**EXERCISE INSTRUCTIONS:** Reproduce nothing but the lines from the one containing "Type out the text in this image." to the end of the records below, each exactly as written.

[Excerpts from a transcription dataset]
● ● ● ● ● ● ●

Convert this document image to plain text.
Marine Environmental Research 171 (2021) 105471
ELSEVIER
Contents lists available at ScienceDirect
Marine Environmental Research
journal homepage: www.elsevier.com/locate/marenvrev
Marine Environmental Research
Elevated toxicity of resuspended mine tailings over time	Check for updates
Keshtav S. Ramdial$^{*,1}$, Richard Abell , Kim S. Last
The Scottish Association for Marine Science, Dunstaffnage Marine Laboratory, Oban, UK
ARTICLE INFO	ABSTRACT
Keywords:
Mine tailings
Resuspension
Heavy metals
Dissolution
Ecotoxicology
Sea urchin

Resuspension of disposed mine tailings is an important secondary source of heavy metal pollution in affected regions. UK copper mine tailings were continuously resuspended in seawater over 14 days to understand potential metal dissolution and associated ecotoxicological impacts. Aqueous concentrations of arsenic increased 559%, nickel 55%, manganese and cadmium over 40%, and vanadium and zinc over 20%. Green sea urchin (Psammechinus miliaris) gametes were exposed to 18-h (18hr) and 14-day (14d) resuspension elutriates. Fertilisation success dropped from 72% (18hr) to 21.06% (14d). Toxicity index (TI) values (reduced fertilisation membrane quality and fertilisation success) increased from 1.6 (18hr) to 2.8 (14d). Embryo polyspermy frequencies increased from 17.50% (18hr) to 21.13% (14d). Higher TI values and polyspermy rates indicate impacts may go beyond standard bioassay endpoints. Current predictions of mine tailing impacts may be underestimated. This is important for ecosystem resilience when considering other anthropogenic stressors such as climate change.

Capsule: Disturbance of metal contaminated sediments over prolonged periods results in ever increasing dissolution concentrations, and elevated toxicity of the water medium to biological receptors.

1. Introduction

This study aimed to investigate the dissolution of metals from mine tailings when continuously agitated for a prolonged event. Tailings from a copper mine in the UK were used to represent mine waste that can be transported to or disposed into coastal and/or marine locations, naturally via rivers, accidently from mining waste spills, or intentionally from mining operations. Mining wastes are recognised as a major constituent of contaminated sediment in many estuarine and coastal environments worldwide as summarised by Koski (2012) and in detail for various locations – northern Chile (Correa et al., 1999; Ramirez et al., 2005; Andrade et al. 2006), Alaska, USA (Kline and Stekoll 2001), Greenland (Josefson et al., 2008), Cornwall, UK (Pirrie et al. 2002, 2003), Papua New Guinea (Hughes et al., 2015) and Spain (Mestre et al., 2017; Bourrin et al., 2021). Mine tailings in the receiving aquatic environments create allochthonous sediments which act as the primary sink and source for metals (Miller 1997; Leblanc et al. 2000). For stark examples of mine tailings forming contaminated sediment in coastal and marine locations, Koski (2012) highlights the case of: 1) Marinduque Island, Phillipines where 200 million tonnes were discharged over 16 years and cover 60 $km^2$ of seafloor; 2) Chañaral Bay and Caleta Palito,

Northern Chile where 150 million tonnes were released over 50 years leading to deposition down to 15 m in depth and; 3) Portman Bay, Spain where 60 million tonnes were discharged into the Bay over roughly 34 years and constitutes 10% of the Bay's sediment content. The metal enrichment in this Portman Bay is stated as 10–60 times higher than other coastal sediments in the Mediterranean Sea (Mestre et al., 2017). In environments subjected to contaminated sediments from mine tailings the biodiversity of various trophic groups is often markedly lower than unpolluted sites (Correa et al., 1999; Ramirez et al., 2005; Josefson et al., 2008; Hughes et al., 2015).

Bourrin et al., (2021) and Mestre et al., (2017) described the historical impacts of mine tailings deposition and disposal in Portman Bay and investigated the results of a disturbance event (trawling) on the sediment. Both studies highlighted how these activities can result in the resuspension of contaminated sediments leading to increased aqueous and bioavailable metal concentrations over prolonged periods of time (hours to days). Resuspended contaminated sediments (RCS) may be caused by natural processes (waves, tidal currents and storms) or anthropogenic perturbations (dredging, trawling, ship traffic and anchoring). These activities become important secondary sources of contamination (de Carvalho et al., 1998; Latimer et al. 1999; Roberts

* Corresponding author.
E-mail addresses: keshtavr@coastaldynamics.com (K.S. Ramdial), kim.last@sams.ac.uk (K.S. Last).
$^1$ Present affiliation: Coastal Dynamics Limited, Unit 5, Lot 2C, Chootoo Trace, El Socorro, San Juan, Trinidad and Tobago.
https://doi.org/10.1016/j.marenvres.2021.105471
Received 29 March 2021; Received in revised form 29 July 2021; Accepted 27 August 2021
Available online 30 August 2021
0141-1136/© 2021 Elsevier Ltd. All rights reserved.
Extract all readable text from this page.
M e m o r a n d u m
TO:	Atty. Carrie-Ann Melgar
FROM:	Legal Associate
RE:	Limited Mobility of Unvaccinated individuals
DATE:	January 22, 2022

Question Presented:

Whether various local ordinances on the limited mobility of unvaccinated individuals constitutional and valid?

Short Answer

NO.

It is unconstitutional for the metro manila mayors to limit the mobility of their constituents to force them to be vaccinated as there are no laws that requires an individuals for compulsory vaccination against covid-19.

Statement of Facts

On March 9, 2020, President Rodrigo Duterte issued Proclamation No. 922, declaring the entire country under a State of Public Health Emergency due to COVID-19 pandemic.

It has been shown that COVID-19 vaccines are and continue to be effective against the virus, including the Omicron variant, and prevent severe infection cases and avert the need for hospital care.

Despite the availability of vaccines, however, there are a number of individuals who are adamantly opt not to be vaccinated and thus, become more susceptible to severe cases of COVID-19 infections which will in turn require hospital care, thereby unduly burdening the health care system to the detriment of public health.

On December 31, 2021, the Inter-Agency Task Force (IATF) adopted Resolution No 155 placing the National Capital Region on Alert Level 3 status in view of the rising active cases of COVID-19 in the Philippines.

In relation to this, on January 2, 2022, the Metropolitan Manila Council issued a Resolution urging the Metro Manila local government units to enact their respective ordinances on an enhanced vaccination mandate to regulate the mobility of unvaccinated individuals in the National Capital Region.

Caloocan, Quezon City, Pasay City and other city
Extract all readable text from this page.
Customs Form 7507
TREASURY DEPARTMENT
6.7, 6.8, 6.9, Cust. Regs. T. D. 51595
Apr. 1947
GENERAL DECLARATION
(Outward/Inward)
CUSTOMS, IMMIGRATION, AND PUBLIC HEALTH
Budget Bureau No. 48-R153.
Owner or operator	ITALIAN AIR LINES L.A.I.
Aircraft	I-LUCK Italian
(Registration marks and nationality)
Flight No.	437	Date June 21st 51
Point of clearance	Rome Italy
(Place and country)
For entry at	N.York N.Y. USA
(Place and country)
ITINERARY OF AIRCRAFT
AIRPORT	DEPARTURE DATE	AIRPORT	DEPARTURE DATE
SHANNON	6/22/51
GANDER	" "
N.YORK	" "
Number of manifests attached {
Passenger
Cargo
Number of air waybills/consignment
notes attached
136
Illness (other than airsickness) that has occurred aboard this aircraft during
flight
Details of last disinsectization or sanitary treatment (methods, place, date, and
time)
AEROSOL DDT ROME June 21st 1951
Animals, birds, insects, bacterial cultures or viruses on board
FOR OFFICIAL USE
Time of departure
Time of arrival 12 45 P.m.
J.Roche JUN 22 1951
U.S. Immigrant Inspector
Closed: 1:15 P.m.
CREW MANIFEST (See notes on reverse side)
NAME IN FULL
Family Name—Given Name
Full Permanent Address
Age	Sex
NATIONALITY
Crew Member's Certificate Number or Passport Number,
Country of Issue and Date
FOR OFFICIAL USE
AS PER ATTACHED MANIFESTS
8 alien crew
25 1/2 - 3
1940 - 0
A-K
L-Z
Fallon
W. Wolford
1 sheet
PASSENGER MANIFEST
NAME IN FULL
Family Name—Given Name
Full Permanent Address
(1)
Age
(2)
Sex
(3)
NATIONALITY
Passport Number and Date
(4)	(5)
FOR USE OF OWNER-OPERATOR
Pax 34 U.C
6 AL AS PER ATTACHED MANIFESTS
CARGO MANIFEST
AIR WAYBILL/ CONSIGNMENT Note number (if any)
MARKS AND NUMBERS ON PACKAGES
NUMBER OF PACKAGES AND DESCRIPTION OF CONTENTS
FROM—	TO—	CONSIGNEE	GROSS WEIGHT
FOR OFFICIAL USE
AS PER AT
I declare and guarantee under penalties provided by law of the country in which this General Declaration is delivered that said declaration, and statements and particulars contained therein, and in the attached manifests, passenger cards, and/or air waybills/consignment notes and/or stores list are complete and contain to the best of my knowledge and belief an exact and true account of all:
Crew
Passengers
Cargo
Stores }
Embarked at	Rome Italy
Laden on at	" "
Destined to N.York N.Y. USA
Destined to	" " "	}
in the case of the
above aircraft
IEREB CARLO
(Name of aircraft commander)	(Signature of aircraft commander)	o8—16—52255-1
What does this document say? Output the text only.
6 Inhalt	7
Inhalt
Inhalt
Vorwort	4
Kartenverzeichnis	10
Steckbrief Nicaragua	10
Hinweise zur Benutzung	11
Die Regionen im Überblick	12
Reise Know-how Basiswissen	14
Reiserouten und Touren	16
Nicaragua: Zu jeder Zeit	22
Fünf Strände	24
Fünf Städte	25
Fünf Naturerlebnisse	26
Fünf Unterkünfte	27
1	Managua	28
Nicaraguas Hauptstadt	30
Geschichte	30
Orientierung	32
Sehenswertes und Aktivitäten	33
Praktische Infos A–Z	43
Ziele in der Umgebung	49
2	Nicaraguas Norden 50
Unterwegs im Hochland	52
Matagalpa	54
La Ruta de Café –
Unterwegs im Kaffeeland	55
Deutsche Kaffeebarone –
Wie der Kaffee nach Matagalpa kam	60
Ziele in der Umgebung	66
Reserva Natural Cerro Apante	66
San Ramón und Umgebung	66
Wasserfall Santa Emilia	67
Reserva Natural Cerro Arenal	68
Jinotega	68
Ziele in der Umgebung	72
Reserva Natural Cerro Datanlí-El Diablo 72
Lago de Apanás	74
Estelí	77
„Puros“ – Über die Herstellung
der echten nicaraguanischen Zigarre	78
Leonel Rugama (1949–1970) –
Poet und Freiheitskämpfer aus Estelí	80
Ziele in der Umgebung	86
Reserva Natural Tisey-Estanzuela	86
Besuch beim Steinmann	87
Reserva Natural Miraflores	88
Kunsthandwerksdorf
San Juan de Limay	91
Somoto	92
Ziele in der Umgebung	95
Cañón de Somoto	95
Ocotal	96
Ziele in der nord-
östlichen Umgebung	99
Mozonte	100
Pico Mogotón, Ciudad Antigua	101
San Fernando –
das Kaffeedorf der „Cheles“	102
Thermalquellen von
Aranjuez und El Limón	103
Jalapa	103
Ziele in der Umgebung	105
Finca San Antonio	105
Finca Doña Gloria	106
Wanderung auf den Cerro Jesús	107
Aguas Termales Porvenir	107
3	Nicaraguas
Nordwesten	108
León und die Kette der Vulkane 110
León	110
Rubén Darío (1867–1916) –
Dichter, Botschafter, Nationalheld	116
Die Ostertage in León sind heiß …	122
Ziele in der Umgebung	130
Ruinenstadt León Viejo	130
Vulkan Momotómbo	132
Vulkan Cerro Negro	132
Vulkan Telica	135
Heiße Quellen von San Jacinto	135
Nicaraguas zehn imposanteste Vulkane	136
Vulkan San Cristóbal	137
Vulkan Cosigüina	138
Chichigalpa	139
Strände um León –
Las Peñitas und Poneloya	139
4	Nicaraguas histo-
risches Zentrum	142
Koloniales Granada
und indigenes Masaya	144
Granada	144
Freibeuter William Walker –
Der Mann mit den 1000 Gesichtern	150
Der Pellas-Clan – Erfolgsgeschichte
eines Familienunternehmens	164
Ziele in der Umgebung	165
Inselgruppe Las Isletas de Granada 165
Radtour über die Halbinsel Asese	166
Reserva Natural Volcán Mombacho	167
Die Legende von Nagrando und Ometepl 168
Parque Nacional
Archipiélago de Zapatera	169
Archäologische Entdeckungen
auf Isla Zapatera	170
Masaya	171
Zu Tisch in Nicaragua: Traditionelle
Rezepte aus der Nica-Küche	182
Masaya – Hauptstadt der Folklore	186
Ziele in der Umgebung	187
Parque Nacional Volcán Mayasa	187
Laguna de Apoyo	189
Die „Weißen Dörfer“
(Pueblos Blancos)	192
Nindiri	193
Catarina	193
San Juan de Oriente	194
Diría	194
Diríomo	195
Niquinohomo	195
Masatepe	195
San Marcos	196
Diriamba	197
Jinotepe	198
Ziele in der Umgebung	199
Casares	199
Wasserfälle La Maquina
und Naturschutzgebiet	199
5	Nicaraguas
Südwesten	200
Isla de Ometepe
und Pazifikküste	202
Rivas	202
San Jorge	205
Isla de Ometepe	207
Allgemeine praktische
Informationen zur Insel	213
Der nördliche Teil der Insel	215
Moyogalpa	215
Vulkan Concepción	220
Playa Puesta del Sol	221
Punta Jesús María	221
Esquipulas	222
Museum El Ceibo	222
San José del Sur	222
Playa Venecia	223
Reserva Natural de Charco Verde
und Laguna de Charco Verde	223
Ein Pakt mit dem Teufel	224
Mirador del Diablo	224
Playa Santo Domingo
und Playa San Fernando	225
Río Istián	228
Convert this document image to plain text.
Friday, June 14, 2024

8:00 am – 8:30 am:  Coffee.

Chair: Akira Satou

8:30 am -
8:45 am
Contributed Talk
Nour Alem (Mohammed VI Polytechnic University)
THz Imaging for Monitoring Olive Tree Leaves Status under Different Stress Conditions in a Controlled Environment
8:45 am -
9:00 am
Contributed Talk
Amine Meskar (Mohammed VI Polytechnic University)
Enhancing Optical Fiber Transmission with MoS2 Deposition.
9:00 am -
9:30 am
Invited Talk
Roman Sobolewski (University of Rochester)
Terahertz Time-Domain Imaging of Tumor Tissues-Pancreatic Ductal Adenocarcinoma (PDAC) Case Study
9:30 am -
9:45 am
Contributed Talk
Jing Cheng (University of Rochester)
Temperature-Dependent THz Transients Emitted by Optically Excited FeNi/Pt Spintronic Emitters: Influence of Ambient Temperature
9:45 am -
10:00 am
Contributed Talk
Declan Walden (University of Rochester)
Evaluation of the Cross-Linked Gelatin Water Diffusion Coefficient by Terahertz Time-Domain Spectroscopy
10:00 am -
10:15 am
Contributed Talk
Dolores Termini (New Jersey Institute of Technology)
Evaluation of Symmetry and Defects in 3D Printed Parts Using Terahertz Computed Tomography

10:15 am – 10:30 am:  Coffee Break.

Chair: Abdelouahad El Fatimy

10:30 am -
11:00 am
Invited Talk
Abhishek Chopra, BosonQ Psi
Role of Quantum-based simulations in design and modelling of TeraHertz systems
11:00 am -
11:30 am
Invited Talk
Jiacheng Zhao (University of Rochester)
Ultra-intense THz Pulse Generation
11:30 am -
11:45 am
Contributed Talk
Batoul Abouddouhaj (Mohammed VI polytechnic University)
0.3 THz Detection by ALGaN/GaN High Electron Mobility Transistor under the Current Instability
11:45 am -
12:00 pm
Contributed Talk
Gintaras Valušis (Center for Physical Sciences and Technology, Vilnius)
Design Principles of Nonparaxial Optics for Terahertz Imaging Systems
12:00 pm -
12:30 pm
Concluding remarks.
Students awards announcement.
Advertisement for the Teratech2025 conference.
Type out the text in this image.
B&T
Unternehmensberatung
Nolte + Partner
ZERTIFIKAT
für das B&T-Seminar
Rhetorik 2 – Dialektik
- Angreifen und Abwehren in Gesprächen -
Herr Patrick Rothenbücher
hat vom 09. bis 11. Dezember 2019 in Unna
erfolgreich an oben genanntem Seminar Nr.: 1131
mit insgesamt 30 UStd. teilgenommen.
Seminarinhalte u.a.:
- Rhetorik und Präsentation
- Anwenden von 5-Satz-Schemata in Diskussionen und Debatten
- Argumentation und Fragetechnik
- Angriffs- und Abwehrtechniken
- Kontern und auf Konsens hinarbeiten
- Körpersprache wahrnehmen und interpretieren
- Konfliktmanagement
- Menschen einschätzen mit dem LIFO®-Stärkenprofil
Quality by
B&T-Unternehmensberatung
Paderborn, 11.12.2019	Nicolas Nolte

● ● ● ● ● ● ●

**PROBLEM SOLUTION:**
Type out the text in this image.
B&T
Unternehmensberatung
Nolte + Partner
ZERTIFIKAT
für das B&T-Seminar
Rhetorik 2 – Dialektik
- Angreifen und Abwehren in Gesprächen -
Herr Patrick Rothenbücher
hat vom 09. bis 11. Dezember 2019 in Unna
erfolgreich an oben genanntem Seminar Nr.: 1131
mit insgesamt 30 UStd. teilgenommen.
Seminarinhalte u.a.:
- Rhetorik und Präsentation
- Anwenden von 5-Satz-Schemata in Diskussionen und Debatten
- Argumentation und Fragetechnik
- Angriffs- und Abwehrtechniken
- Kontern und auf Konsens hinarbeiten
- Körpersprache wahrnehmen und interpretieren
- Konfliktmanagement
- Menschen einschätzen mit dem LIFO®-Stärkenprofil
Quality by
B&T-Unternehmensberatung
Paderborn, 11.12.2019	Nicolas Nolte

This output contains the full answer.